To do: Reproduce the lines below without any change, starting at the first line and ending at the line that contains "end-label: End [232,517,268,539]", and include both of these lines.
-- Start Exercise input --
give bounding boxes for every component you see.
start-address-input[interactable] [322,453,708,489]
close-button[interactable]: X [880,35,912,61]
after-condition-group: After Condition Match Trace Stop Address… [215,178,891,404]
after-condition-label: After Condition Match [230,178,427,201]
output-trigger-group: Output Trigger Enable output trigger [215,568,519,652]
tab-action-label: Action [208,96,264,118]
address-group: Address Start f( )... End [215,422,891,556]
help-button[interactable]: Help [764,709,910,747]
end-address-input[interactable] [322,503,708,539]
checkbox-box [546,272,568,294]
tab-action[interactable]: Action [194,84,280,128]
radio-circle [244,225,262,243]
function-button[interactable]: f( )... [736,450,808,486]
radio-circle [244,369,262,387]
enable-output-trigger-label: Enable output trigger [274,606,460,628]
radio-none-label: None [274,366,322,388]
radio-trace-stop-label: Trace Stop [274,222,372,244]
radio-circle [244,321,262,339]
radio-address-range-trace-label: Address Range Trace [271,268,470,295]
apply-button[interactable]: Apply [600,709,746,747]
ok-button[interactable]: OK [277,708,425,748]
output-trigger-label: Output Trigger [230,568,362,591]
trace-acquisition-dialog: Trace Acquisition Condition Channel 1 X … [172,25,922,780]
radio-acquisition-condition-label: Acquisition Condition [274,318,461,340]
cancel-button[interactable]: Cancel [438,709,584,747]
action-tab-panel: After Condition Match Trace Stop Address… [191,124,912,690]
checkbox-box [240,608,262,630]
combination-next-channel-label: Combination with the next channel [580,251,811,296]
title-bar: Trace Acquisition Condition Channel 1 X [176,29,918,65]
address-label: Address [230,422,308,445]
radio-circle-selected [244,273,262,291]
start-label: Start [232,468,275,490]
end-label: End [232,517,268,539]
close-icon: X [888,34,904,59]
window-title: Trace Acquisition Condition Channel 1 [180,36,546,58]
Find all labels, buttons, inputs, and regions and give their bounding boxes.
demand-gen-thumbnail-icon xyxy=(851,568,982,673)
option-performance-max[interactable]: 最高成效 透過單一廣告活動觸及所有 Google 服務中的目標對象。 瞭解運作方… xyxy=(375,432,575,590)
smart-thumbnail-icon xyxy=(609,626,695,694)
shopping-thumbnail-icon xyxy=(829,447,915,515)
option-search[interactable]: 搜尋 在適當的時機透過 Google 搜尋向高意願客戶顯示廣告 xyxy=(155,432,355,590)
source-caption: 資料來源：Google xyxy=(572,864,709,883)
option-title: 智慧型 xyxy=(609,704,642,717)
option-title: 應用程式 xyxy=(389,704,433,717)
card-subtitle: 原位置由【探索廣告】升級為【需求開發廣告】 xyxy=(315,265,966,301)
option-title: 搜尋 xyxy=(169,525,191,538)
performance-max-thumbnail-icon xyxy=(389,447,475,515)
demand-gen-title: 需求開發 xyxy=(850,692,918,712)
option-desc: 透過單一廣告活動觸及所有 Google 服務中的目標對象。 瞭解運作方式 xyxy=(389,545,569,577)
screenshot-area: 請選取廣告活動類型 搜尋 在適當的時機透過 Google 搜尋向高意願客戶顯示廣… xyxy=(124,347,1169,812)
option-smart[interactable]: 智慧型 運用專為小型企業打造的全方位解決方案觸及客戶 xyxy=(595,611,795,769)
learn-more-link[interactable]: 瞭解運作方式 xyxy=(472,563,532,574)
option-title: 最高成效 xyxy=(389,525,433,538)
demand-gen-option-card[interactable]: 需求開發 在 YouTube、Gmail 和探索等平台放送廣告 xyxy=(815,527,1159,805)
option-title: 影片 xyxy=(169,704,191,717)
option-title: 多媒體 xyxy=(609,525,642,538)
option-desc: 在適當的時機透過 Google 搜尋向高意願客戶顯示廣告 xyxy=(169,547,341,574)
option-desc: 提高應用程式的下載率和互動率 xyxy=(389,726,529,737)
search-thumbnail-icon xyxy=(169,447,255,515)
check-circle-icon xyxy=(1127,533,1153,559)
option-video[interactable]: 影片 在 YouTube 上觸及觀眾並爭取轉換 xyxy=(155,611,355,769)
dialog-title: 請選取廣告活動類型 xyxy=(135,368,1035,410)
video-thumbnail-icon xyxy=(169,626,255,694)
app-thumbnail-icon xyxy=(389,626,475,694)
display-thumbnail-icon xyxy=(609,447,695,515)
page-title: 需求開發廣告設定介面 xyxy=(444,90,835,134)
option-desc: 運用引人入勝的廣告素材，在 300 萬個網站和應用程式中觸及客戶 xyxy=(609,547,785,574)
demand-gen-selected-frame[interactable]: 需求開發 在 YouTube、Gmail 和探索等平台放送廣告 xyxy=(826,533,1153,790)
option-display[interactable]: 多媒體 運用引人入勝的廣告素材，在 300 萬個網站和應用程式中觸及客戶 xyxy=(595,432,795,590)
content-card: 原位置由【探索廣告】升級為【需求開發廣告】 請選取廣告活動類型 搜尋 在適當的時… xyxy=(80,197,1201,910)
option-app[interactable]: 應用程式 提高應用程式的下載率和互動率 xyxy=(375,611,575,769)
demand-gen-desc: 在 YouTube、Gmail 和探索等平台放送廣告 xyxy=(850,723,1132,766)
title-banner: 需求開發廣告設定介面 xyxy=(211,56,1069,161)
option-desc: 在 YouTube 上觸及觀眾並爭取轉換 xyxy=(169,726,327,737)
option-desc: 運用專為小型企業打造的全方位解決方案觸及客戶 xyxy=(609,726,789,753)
-- End Exercise input --
Solved problem:
give bounding boxes for every component you see.
start-address-input[interactable] [322,453,708,489]
close-button[interactable]: X [880,35,912,61]
after-condition-group: After Condition Match Trace Stop Address… [215,178,891,404]
after-condition-label: After Condition Match [230,178,427,201]
output-trigger-group: Output Trigger Enable output trigger [215,568,519,652]
tab-action-label: Action [208,96,264,118]
address-group: Address Start f( )... End [215,422,891,556]
help-button[interactable]: Help [764,709,910,747]
end-address-input[interactable] [322,503,708,539]
checkbox-box [546,272,568,294]
tab-action[interactable]: Action [194,84,280,128]
radio-circle [244,225,262,243]
function-button[interactable]: f( )... [736,450,808,486]
radio-circle [244,369,262,387]
enable-output-trigger-label: Enable output trigger [274,606,460,628]
radio-none-label: None [274,366,322,388]
radio-trace-stop-label: Trace Stop [274,222,372,244]
radio-circle [244,321,262,339]
radio-address-range-trace-label: Address Range Trace [271,268,470,295]
apply-button[interactable]: Apply [600,709,746,747]
ok-button[interactable]: OK [277,708,425,748]
output-trigger-label: Output Trigger [230,568,362,591]
trace-acquisition-dialog: Trace Acquisition Condition Channel 1 X … [172,25,922,780]
radio-acquisition-condition-label: Acquisition Condition [274,318,461,340]
cancel-button[interactable]: Cancel [438,709,584,747]
action-tab-panel: After Condition Match Trace Stop Address… [191,124,912,690]
checkbox-box [240,608,262,630]
combination-next-channel-label: Combination with the next channel [580,251,811,296]
title-bar: Trace Acquisition Condition Channel 1 X [176,29,918,65]
address-label: Address [230,422,308,445]
radio-circle-selected [244,273,262,291]
start-label: Start [232,468,275,490]
end-label: End [232,517,268,539]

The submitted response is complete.